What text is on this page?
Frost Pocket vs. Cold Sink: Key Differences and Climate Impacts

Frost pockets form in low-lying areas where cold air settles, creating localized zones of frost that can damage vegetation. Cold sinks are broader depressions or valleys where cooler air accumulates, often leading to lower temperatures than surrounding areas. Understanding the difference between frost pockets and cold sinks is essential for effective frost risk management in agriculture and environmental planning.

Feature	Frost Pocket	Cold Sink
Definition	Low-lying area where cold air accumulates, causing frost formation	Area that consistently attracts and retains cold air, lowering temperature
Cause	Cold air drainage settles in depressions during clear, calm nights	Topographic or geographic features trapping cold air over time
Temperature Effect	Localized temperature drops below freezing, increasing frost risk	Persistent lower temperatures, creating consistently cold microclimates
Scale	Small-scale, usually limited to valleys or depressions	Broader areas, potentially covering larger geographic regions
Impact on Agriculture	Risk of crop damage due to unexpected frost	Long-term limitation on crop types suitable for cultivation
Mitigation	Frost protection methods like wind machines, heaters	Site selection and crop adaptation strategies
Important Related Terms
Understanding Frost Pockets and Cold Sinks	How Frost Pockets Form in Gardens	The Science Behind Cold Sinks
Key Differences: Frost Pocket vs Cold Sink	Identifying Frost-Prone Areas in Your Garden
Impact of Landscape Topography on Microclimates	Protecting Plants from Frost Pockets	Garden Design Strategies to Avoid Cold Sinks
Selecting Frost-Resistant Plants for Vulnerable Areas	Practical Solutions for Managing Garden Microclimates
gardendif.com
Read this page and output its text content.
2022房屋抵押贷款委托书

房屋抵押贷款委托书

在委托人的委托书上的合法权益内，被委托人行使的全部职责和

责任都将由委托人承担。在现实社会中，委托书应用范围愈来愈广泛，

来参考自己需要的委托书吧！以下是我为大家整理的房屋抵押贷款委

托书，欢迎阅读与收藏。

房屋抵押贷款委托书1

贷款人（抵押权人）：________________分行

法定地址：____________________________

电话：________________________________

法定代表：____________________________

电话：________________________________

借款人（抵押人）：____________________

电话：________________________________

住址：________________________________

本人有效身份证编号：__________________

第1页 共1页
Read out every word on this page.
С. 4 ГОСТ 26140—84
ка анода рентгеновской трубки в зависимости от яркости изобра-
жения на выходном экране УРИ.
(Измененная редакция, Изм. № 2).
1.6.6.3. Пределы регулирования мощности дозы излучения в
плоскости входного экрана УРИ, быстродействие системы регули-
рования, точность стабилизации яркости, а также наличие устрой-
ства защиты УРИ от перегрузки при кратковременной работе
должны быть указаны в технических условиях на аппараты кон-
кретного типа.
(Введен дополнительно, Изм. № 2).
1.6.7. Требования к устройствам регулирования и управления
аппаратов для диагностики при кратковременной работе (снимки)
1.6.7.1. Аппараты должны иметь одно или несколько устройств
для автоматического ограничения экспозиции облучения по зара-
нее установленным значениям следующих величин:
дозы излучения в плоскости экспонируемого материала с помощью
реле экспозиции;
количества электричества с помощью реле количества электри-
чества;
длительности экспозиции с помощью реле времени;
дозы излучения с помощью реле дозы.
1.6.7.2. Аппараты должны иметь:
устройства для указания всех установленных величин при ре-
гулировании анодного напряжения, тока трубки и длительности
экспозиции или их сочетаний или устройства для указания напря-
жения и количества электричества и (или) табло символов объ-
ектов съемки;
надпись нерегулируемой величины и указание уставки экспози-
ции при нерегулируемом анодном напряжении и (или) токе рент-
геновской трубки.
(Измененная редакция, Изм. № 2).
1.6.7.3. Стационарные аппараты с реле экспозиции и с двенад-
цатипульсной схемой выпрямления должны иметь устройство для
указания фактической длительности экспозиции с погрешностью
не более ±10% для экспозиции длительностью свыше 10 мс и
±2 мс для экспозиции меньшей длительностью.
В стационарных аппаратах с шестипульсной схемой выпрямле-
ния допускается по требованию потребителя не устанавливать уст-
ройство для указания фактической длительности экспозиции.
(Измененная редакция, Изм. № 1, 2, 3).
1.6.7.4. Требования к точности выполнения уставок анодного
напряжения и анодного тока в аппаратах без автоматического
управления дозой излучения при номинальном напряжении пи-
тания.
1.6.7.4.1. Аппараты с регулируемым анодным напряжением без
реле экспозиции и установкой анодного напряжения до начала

- - - -

### SET EXERCISE
The records above are to be repeated exactly, in their entirety.

### ANSWER FOR THIS EXERCISE
What text is on this page?
Frost Pocket vs. Cold Sink: Key Differences and Climate Impacts

Frost pockets form in low-lying areas where cold air settles, creating localized zones of frost that can damage vegetation. Cold sinks are broader depressions or valleys where cooler air accumulates, often leading to lower temperatures than surrounding areas. Understanding the difference between frost pockets and cold sinks is essential for effective frost risk management in agriculture and environmental planning.

Feature	Frost Pocket	Cold Sink
Definition	Low-lying area where cold air accumulates, causing frost formation	Area that consistently attracts and retains cold air, lowering temperature
Cause	Cold air drainage settles in depressions during clear, calm nights	Topographic or geographic features trapping cold air over time
Temperature Effect	Localized temperature drops below freezing, increasing frost risk	Persistent lower temperatures, creating consistently cold microclimates
Scale	Small-scale, usually limited to valleys or depressions	Broader areas, potentially covering larger geographic regions
Impact on Agriculture	Risk of crop damage due to unexpected frost	Long-term limitation on crop types suitable for cultivation
Mitigation	Frost protection methods like wind machines, heaters	Site selection and crop adaptation strategies
Important Related Terms
Understanding Frost Pockets and Cold Sinks	How Frost Pockets Form in Gardens	The Science Behind Cold Sinks
Key Differences: Frost Pocket vs Cold Sink	Identifying Frost-Prone Areas in Your Garden
Impact of Landscape Topography on Microclimates	Protecting Plants from Frost Pockets	Garden Design Strategies to Avoid Cold Sinks
Selecting Frost-Resistant Plants for Vulnerable Areas	Practical Solutions for Managing Garden Microclimates
gardendif.com
Read this page and output its text content.
2022房屋抵押贷款委托书

房屋抵押贷款委托书

在委托人的委托书上的合法权益内，被委托人行使的全部职责和

责任都将由委托人承担。在现实社会中，委托书应用范围愈来愈广泛，

来参考自己需要的委托书吧！以下是我为大家整理的房屋抵押贷款委

托书，欢迎阅读与收藏。

房屋抵押贷款委托书1

贷款人（抵押权人）：________________分行

法定地址：____________________________

电话：________________________________

法定代表：____________________________

电话：________________________________

借款人（抵押人）：____________________

电话：________________________________

住址：________________________________

本人有效身份证编号：__________________

第1页 共1页
Read out every word on this page.
С. 4 ГОСТ 26140—84
ка анода рентгеновской трубки в зависимости от яркости изобра-
жения на выходном экране УРИ.
(Измененная редакция, Изм. № 2).
1.6.6.3. Пределы регулирования мощности дозы излучения в
плоскости входного экрана УРИ, быстродействие системы регули-
рования, точность стабилизации яркости, а также наличие устрой-
ства защиты УРИ от перегрузки при кратковременной работе
должны быть указаны в технических условиях на аппараты кон-
кретного типа.
(Введен дополнительно, Изм. № 2).
1.6.7. Требования к устройствам регулирования и управления
аппаратов для диагностики при кратковременной работе (снимки)
1.6.7.1. Аппараты должны иметь одно или несколько устройств
для автоматического ограничения экспозиции облучения по зара-
нее установленным значениям следующих величин:
дозы излучения в плоскости экспонируемого материала с помощью
реле экспозиции;
количества электричества с помощью реле количества электри-
чества;
длительности экспозиции с помощью реле времени;
дозы излучения с помощью реле дозы.
1.6.7.2. Аппараты должны иметь:
устройства для указания всех установленных величин при ре-
гулировании анодного напряжения, тока трубки и длительности
экспозиции или их сочетаний или устройства для указания напря-
жения и количества электричества и (или) табло символов объ-
ектов съемки;
надпись нерегулируемой величины и указание уставки экспози-
ции при нерегулируемом анодном напряжении и (или) токе рент-
геновской трубки.
(Измененная редакция, Изм. № 2).
1.6.7.3. Стационарные аппараты с реле экспозиции и с двенад-
цатипульсной схемой выпрямления должны иметь устройство для
указания фактической длительности экспозиции с погрешностью
не более ±10% для экспозиции длительностью свыше 10 мс и
±2 мс для экспозиции меньшей длительностью.
В стационарных аппаратах с шестипульсной схемой выпрямле-
ния допускается по требованию потребителя не устанавливать уст-
ройство для указания фактической длительности экспозиции.
(Измененная редакция, Изм. № 1, 2, 3).
1.6.7.4. Требования к точности выполнения уставок анодного
напряжения и анодного тока в аппаратах без автоматического
управления дозой излучения при номинальном напряжении пи-
тания.
1.6.7.4.1. Аппараты с регулируемым анодным напряжением без
реле экспозиции и установкой анодного напряжения до начала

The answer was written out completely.